### WORK TO DO
Copy all lines in which the word "name" can be found.

[Some records]
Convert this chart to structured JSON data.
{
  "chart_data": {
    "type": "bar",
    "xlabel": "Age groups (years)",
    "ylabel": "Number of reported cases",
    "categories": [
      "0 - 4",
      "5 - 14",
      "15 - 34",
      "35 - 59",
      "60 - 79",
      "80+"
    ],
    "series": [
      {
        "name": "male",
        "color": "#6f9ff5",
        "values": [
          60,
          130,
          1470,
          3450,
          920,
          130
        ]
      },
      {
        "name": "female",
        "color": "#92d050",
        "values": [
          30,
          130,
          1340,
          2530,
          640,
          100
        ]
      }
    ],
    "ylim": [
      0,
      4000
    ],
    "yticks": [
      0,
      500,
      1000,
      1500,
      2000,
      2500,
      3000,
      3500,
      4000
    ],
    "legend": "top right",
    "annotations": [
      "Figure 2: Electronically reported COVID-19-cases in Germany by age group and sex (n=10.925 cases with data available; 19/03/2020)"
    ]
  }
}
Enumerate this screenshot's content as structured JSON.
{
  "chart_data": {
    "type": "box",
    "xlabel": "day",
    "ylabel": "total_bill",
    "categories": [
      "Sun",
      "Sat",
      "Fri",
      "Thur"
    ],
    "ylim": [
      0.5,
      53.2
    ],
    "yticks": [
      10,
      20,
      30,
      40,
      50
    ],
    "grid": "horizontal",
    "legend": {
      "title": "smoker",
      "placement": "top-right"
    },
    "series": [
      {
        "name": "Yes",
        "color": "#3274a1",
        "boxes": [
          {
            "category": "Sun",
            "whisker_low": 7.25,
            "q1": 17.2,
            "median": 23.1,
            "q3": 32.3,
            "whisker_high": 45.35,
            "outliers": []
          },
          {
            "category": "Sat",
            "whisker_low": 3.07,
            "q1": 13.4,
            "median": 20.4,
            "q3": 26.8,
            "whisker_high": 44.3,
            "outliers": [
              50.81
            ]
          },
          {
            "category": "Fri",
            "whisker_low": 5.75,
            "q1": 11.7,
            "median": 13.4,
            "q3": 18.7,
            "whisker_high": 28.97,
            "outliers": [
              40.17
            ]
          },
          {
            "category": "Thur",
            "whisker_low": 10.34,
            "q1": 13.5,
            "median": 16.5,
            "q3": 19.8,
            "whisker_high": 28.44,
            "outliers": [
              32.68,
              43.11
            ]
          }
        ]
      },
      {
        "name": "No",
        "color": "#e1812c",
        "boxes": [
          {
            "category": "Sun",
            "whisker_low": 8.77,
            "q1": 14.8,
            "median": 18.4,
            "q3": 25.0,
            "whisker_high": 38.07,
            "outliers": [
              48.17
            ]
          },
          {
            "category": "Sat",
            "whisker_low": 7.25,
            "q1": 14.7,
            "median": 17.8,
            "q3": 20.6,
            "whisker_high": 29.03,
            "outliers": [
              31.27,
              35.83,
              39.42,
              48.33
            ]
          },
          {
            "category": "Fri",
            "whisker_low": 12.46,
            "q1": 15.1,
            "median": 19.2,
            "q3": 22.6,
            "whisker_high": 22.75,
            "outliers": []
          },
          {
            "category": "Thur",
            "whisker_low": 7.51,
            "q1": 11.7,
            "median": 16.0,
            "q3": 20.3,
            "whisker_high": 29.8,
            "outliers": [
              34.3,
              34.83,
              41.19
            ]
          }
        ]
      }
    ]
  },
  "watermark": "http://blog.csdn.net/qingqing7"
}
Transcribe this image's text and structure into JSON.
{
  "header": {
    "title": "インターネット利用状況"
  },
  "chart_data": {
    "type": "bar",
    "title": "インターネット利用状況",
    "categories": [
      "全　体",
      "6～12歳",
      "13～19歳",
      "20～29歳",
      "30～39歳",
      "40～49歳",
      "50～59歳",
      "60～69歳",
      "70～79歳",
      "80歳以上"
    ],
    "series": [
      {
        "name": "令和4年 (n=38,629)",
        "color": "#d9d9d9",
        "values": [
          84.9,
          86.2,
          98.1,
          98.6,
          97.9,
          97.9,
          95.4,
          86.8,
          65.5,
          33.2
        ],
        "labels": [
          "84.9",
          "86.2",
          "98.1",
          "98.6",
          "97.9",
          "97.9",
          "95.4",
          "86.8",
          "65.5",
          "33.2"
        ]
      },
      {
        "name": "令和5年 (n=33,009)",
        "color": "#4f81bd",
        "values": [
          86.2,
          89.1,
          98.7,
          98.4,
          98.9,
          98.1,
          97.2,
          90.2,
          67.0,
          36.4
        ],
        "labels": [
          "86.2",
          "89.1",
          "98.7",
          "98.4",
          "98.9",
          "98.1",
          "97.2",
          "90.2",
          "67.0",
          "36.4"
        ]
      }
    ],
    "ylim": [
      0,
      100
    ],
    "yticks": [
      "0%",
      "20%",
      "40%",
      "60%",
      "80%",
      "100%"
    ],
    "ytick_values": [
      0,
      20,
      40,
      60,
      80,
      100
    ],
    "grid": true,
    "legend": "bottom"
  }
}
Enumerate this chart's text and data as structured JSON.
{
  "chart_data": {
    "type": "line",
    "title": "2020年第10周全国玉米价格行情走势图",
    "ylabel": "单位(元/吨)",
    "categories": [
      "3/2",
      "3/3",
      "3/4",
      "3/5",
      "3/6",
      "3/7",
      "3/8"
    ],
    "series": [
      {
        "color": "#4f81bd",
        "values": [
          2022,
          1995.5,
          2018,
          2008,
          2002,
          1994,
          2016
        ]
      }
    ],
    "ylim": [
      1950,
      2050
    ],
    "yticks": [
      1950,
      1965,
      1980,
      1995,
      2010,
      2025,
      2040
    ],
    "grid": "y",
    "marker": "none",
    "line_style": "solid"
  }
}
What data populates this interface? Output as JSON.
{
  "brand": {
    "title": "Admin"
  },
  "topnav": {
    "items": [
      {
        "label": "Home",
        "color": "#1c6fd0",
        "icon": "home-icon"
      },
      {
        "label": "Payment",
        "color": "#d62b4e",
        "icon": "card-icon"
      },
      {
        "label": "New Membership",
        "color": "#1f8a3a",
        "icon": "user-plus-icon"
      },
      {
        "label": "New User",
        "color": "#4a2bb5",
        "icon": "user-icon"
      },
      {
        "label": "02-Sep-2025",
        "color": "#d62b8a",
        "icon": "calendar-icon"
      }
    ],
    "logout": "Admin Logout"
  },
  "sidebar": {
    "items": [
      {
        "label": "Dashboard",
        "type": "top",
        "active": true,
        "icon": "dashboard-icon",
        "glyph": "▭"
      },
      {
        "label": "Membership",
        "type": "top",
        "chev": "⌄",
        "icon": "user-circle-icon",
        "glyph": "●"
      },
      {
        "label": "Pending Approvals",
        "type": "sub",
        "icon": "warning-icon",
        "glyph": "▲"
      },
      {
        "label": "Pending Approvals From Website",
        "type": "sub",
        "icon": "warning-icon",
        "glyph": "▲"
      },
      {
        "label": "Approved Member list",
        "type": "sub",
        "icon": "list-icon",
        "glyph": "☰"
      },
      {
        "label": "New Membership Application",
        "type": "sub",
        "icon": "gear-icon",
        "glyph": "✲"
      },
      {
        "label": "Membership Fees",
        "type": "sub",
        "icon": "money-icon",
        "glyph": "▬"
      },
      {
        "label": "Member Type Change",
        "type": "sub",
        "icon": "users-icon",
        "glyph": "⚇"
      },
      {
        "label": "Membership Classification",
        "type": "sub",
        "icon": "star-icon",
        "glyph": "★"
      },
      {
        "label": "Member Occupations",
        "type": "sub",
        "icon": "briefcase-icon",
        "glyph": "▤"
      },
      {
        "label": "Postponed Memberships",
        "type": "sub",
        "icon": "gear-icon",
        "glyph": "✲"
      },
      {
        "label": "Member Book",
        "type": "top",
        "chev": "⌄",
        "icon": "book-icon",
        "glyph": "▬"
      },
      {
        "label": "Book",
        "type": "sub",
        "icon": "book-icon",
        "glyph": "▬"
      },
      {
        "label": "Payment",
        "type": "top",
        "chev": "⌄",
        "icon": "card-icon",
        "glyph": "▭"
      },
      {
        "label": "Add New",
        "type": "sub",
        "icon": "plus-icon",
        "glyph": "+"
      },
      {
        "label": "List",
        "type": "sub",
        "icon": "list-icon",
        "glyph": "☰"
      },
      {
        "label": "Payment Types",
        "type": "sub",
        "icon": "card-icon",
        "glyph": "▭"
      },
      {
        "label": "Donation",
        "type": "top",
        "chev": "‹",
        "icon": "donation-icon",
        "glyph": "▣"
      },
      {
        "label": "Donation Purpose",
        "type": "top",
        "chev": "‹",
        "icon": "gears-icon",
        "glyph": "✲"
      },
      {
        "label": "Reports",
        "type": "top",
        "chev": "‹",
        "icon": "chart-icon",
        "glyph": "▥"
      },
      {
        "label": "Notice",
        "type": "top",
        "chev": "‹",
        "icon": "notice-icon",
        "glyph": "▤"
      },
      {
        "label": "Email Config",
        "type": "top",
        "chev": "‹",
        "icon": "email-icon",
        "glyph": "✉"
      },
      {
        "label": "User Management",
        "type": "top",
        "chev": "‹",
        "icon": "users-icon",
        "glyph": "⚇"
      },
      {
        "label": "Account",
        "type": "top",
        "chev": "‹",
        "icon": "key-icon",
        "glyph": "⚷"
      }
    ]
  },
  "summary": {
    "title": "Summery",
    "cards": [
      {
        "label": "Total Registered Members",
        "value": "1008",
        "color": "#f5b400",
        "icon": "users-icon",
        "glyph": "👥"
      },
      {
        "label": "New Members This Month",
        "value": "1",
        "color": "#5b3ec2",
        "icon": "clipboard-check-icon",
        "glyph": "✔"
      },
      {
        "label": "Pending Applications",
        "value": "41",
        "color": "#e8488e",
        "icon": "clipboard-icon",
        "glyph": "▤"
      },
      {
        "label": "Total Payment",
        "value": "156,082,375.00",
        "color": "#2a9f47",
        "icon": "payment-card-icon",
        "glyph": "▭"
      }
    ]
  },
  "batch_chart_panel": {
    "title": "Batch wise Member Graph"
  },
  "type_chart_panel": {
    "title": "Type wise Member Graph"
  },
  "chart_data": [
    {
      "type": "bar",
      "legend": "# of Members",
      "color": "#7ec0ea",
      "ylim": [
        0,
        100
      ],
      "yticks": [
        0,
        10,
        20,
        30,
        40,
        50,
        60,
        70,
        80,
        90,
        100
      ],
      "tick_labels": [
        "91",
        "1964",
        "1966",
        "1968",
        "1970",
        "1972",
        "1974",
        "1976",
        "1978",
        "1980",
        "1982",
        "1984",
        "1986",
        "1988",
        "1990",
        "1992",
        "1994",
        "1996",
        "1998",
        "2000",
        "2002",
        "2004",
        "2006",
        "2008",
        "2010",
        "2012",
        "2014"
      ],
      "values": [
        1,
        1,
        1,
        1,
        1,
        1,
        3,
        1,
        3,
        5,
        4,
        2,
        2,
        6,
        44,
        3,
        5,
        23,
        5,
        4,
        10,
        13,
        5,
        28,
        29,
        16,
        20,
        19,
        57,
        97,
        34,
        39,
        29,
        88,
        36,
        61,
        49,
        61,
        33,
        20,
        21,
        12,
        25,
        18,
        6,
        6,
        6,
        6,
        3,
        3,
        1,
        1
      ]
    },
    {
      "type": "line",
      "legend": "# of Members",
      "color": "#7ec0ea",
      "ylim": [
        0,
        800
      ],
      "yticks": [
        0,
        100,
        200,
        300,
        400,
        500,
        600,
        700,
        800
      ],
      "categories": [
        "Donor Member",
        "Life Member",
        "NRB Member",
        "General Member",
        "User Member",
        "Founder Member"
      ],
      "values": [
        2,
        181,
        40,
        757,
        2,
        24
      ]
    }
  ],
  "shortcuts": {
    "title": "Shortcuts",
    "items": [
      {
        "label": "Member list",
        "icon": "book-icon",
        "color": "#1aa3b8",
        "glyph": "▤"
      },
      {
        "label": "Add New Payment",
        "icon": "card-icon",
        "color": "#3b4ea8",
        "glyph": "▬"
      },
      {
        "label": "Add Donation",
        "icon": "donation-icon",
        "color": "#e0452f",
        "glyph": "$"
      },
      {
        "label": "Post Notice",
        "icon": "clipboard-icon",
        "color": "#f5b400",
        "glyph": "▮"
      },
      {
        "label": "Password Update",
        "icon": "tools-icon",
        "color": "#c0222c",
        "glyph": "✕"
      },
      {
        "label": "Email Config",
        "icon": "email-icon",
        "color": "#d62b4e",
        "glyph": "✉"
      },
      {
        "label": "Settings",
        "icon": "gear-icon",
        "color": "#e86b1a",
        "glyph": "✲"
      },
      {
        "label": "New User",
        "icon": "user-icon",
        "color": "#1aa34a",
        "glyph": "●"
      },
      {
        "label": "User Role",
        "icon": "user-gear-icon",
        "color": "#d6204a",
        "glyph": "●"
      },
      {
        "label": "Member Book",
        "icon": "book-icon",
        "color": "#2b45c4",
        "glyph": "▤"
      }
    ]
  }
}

### RESULT FOR THIS TASK
        "name": "male",
        "name": "female",
        "name": "Yes",
        "name": "No",
        "name": "令和4年 (n=38,629)",
        "name": "令和5年 (n=33,009)",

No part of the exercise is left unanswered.